→ **TASK PROMPT**: Lines holding the string "understanding" are the ones to copy; find them all in the data.

→ **GIVEN DATA**:
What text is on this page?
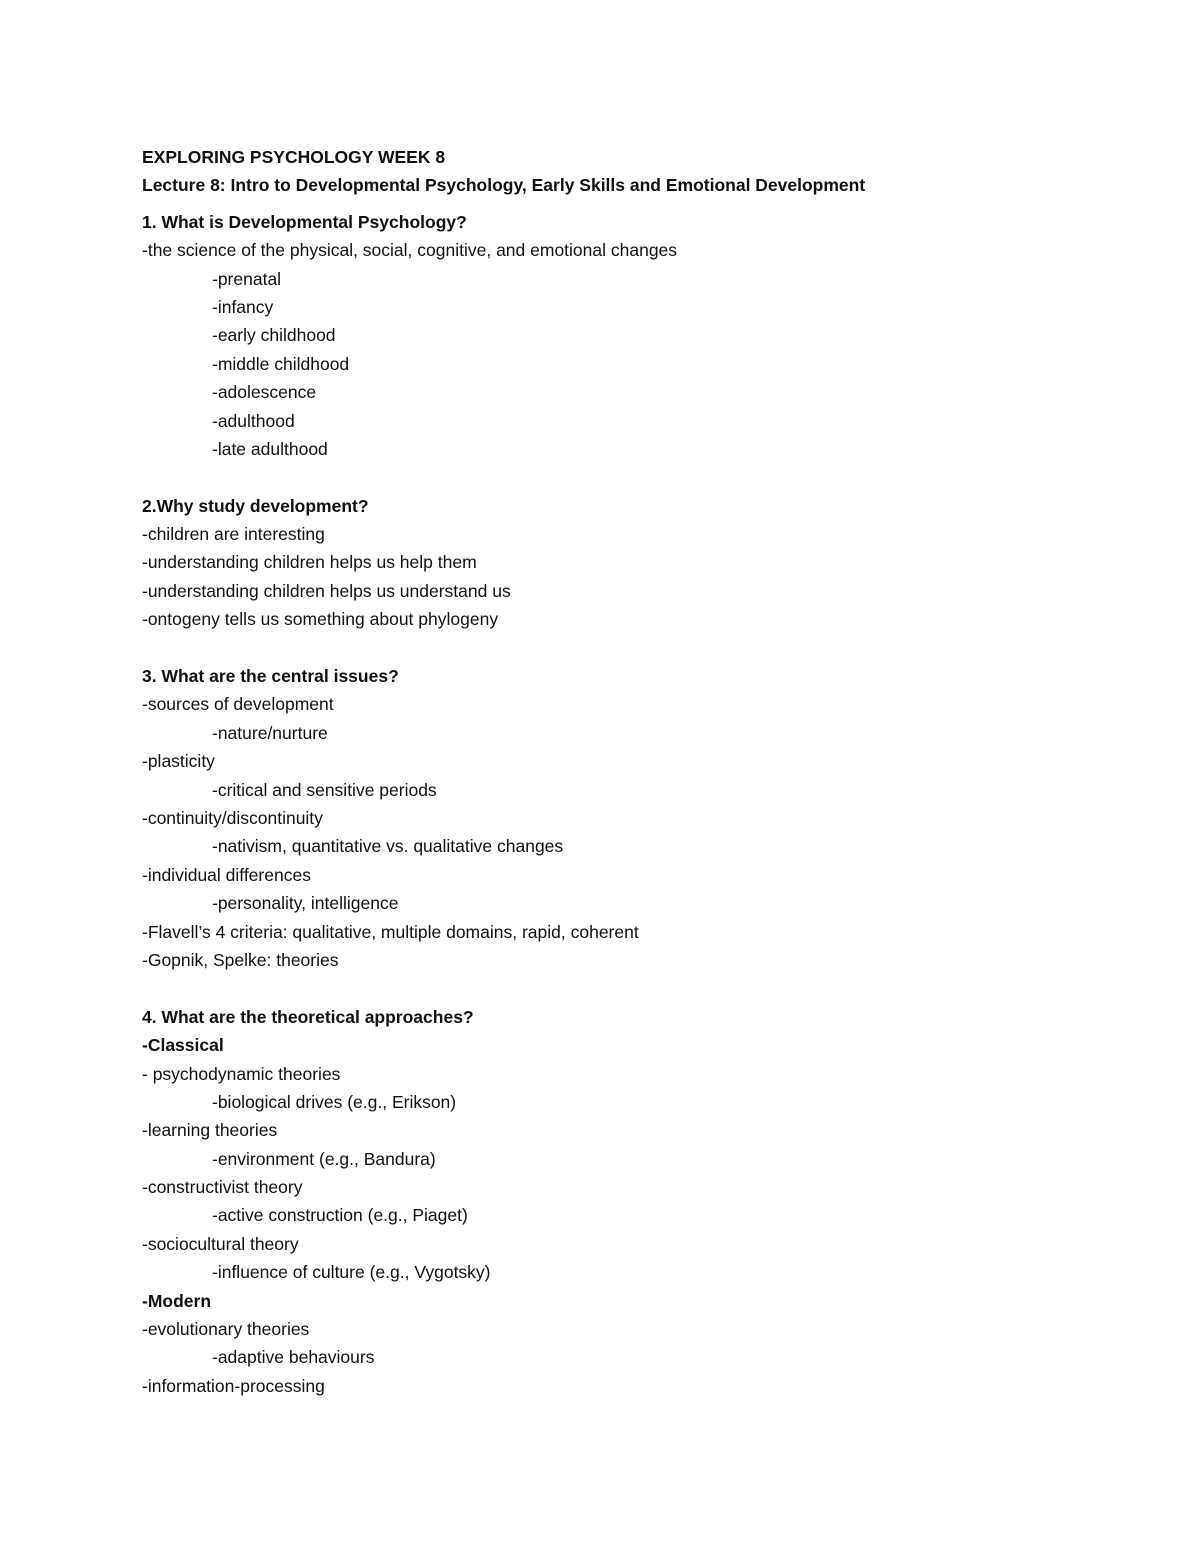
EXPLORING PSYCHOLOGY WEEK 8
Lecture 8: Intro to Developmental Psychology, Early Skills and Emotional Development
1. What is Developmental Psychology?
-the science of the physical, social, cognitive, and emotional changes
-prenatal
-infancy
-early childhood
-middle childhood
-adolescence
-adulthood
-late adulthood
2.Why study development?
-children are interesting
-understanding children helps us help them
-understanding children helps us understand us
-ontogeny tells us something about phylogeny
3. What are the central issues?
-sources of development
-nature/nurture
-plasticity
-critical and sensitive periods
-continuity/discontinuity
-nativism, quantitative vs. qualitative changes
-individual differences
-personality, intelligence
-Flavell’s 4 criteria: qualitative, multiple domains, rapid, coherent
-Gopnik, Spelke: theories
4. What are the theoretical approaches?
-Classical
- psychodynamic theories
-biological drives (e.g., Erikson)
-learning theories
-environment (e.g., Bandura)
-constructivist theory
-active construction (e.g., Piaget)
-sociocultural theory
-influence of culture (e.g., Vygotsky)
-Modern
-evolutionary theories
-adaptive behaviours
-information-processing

...

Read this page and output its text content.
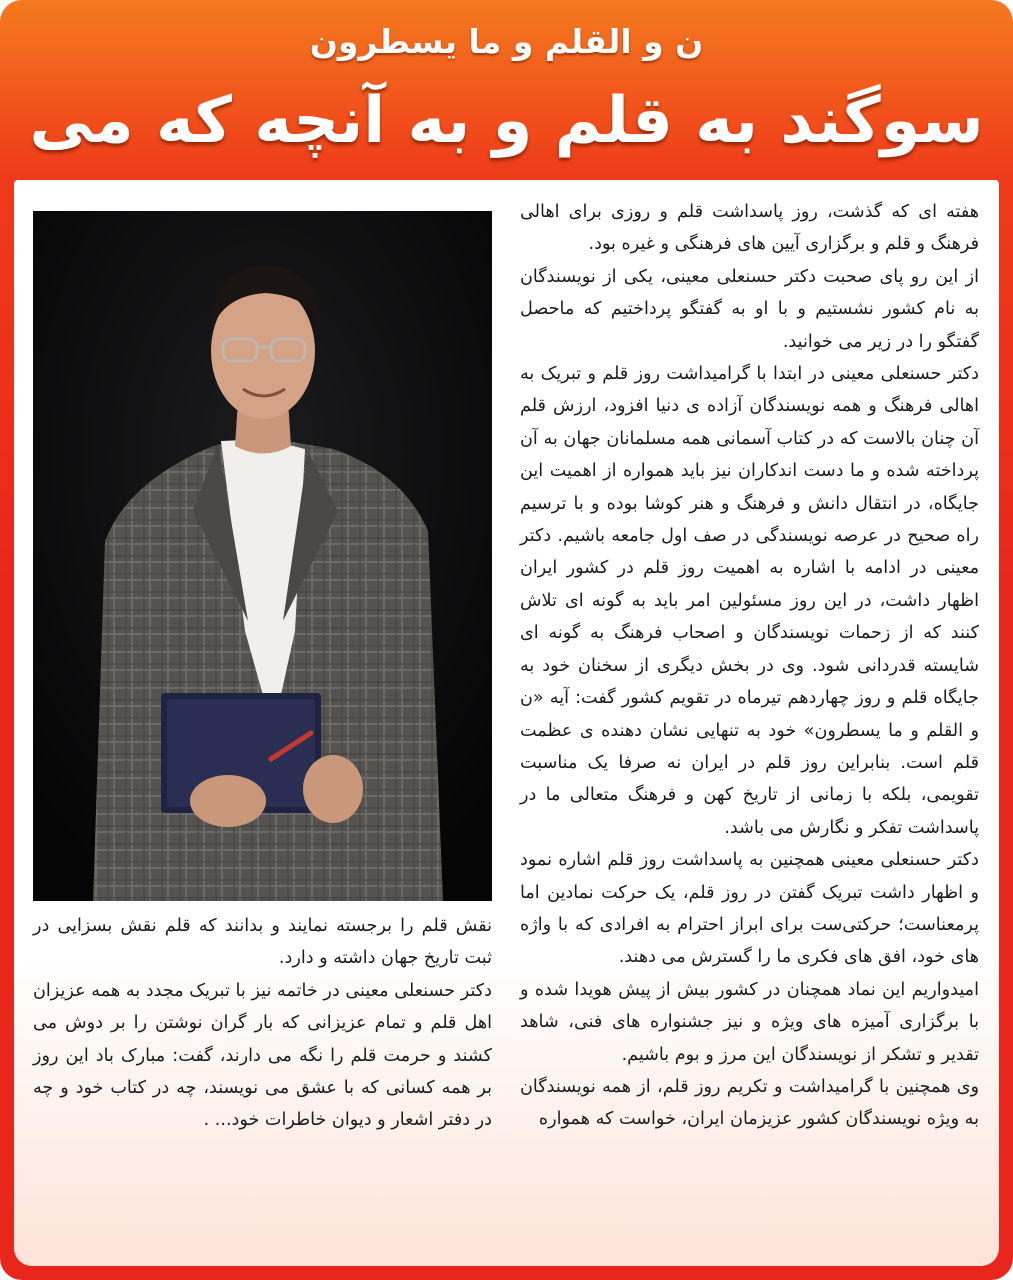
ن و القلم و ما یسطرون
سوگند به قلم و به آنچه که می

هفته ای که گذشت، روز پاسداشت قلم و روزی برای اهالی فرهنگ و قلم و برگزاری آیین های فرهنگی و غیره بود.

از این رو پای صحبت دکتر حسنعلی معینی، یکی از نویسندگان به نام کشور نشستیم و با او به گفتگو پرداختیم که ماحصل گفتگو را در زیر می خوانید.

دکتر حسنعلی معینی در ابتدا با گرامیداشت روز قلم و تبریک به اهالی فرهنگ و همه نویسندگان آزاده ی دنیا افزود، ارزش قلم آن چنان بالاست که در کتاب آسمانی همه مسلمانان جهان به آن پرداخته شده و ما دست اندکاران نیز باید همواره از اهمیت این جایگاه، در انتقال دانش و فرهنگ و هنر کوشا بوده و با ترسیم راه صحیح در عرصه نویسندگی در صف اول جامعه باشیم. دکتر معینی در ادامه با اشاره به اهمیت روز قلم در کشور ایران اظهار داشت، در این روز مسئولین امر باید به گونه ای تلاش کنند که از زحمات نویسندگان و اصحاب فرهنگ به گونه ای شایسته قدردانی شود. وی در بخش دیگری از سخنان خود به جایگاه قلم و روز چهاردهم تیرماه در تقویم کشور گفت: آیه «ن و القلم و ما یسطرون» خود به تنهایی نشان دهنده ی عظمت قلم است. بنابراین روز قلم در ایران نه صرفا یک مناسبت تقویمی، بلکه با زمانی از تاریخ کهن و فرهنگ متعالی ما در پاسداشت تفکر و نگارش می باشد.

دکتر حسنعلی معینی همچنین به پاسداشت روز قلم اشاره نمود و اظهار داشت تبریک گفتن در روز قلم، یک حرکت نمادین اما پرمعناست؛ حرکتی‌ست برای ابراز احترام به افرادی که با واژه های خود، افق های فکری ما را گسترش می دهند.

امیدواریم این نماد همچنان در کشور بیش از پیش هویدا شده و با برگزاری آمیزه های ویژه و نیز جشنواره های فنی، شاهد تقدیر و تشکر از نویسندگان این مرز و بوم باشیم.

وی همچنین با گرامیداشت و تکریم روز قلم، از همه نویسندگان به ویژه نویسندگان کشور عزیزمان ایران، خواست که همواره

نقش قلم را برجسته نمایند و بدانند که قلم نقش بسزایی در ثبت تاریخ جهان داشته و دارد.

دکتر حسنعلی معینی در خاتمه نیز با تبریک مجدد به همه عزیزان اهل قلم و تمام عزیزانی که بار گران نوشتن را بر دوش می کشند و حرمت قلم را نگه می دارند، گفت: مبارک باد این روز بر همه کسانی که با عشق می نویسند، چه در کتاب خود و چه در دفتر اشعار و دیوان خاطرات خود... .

→ **RESULT OF THIS EXERCISE**:
-understanding children helps us help them
-understanding children helps us understand us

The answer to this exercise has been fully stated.